Stored records:

· · · · · · ·

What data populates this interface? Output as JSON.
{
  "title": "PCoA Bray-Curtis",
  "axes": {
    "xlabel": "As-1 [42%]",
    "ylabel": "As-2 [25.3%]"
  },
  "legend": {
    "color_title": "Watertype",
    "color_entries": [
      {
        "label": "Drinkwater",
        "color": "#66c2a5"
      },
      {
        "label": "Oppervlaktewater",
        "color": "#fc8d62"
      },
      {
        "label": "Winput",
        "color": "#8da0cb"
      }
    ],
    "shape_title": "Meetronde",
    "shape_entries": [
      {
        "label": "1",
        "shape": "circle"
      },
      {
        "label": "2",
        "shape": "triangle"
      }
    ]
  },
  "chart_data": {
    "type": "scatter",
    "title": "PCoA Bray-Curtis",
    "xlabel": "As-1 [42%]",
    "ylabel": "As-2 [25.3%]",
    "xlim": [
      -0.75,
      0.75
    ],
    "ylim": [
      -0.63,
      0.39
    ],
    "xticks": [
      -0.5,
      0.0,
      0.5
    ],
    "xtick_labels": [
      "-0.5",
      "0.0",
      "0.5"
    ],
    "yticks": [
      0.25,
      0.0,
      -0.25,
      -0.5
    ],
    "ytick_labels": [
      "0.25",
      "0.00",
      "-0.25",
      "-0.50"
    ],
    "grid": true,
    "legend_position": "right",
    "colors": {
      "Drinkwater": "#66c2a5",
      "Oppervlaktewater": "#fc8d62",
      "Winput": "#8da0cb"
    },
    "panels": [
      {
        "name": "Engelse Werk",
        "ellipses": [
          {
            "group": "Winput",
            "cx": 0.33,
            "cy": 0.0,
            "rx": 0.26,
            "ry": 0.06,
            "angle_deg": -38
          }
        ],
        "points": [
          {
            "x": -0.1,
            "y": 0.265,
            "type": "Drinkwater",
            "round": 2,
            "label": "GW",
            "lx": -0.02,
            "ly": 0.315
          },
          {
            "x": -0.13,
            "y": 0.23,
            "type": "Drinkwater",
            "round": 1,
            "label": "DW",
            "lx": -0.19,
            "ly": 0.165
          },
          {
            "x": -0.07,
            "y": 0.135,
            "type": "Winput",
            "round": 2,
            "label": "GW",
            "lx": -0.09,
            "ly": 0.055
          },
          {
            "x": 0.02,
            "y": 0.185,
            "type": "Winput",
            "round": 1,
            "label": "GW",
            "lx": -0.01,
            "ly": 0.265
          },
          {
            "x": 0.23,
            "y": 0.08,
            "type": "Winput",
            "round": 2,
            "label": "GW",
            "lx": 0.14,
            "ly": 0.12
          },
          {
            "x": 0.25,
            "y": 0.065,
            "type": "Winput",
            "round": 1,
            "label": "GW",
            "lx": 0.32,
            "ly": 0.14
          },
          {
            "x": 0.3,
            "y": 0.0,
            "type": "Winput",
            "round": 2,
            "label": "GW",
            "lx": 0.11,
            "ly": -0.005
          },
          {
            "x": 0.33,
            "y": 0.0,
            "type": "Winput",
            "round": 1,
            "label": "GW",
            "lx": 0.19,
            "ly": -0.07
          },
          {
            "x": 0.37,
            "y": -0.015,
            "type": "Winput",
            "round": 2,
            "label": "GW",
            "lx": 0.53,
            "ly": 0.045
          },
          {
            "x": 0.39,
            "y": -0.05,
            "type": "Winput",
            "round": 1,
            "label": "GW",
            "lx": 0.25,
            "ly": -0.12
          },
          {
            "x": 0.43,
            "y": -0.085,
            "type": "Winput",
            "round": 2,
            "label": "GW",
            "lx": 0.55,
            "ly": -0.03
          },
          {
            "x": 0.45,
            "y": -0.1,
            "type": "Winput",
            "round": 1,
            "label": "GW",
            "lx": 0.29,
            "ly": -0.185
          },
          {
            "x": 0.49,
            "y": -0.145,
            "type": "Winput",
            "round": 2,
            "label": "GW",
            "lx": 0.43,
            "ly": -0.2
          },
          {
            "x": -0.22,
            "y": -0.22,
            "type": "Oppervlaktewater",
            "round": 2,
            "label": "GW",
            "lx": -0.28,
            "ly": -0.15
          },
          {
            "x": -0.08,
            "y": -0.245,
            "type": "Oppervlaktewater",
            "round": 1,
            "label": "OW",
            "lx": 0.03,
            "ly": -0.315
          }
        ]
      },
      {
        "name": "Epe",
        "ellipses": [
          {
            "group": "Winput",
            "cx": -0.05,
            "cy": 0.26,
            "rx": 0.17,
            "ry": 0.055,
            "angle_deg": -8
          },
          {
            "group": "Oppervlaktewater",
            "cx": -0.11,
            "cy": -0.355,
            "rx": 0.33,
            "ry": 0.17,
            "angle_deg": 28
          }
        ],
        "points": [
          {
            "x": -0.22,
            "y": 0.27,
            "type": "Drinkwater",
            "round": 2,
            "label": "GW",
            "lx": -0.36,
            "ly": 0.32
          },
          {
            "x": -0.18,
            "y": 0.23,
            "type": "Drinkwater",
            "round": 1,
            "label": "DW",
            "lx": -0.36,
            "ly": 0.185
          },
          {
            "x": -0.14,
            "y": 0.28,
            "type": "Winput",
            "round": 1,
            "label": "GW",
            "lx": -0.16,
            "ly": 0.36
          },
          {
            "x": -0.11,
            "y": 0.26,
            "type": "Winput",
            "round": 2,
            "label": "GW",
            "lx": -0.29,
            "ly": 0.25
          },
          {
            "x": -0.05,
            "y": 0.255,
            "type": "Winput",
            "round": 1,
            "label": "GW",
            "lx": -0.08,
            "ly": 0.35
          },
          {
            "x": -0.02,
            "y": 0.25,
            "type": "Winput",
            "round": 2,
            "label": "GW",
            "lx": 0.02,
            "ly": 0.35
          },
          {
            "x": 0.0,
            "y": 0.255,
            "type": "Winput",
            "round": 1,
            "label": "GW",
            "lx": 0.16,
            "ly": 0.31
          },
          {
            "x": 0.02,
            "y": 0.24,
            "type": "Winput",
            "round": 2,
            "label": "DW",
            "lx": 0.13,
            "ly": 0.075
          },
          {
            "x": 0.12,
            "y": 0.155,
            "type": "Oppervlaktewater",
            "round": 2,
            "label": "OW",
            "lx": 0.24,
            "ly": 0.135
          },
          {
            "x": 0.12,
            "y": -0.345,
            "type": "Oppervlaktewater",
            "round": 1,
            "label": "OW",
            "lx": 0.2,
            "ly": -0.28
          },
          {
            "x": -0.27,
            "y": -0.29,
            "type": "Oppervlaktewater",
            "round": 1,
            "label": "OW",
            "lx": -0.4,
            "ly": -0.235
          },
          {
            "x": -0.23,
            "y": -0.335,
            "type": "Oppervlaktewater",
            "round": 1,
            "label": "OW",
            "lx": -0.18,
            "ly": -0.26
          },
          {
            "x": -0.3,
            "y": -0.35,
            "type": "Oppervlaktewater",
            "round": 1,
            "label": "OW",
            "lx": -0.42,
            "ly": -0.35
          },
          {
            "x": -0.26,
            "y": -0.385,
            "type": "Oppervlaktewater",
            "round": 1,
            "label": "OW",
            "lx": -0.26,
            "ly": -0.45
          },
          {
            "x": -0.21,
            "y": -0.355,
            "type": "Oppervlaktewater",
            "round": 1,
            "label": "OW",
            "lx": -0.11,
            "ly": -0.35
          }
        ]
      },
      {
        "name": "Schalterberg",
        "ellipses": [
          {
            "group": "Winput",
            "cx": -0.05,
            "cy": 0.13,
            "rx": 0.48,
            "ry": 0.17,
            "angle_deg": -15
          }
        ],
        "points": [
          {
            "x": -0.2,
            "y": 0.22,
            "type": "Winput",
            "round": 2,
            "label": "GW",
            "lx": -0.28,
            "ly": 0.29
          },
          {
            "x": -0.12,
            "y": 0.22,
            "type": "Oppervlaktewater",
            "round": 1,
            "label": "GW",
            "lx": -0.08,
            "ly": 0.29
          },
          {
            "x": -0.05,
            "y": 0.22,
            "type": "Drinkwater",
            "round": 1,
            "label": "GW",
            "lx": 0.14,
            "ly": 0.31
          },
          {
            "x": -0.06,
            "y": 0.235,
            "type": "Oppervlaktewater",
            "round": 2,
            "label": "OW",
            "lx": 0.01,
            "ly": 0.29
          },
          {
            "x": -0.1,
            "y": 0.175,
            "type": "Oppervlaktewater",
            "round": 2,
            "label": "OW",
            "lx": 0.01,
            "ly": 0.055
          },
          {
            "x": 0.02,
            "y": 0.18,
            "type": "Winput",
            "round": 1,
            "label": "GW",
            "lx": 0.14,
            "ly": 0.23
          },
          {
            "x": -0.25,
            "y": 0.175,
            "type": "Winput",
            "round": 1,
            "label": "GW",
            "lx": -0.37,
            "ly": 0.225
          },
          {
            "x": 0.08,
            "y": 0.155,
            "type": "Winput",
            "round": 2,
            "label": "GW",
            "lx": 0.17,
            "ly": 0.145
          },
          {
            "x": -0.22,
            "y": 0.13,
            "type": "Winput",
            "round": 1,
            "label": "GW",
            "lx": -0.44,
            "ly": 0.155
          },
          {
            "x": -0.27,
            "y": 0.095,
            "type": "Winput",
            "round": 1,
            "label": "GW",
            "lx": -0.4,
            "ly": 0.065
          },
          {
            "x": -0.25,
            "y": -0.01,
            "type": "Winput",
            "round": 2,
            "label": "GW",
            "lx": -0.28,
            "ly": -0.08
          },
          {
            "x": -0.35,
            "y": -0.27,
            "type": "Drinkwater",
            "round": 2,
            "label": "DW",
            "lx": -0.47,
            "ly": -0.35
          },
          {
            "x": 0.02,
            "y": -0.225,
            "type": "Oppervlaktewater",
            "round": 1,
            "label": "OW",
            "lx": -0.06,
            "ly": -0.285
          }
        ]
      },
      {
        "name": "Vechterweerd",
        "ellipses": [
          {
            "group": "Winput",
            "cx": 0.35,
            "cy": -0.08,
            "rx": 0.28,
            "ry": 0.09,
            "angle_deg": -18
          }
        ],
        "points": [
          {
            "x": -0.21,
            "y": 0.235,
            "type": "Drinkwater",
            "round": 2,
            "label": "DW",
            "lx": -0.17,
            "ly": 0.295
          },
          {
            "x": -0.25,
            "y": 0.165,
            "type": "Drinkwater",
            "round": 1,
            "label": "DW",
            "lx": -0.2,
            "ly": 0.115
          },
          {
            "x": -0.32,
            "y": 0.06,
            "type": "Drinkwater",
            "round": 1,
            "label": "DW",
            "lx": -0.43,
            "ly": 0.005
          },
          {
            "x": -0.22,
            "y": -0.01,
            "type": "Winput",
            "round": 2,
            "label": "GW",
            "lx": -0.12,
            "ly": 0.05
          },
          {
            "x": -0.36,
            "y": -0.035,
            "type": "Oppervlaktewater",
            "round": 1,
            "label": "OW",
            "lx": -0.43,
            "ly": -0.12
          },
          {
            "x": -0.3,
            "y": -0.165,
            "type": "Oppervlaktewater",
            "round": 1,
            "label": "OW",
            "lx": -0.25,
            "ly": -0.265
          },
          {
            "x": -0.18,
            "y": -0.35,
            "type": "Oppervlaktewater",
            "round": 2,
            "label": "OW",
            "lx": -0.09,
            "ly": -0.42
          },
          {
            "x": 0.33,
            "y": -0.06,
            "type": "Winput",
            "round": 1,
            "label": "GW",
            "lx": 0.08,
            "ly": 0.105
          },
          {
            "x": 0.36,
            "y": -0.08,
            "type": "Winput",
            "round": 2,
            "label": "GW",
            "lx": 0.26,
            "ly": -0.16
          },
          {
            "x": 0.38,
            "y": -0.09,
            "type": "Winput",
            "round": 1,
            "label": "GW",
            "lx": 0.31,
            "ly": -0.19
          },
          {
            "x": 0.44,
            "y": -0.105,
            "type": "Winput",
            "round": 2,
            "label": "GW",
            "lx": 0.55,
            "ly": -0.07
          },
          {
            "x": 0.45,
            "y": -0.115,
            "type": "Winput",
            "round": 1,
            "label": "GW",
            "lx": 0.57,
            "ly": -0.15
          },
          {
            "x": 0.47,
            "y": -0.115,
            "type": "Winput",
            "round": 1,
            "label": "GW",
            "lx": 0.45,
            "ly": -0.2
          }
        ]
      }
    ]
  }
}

· · · · · · ·

### Instructions for the task
Count every line of the material above that holds the string "name", then state only the total.

### Answer to the problem
4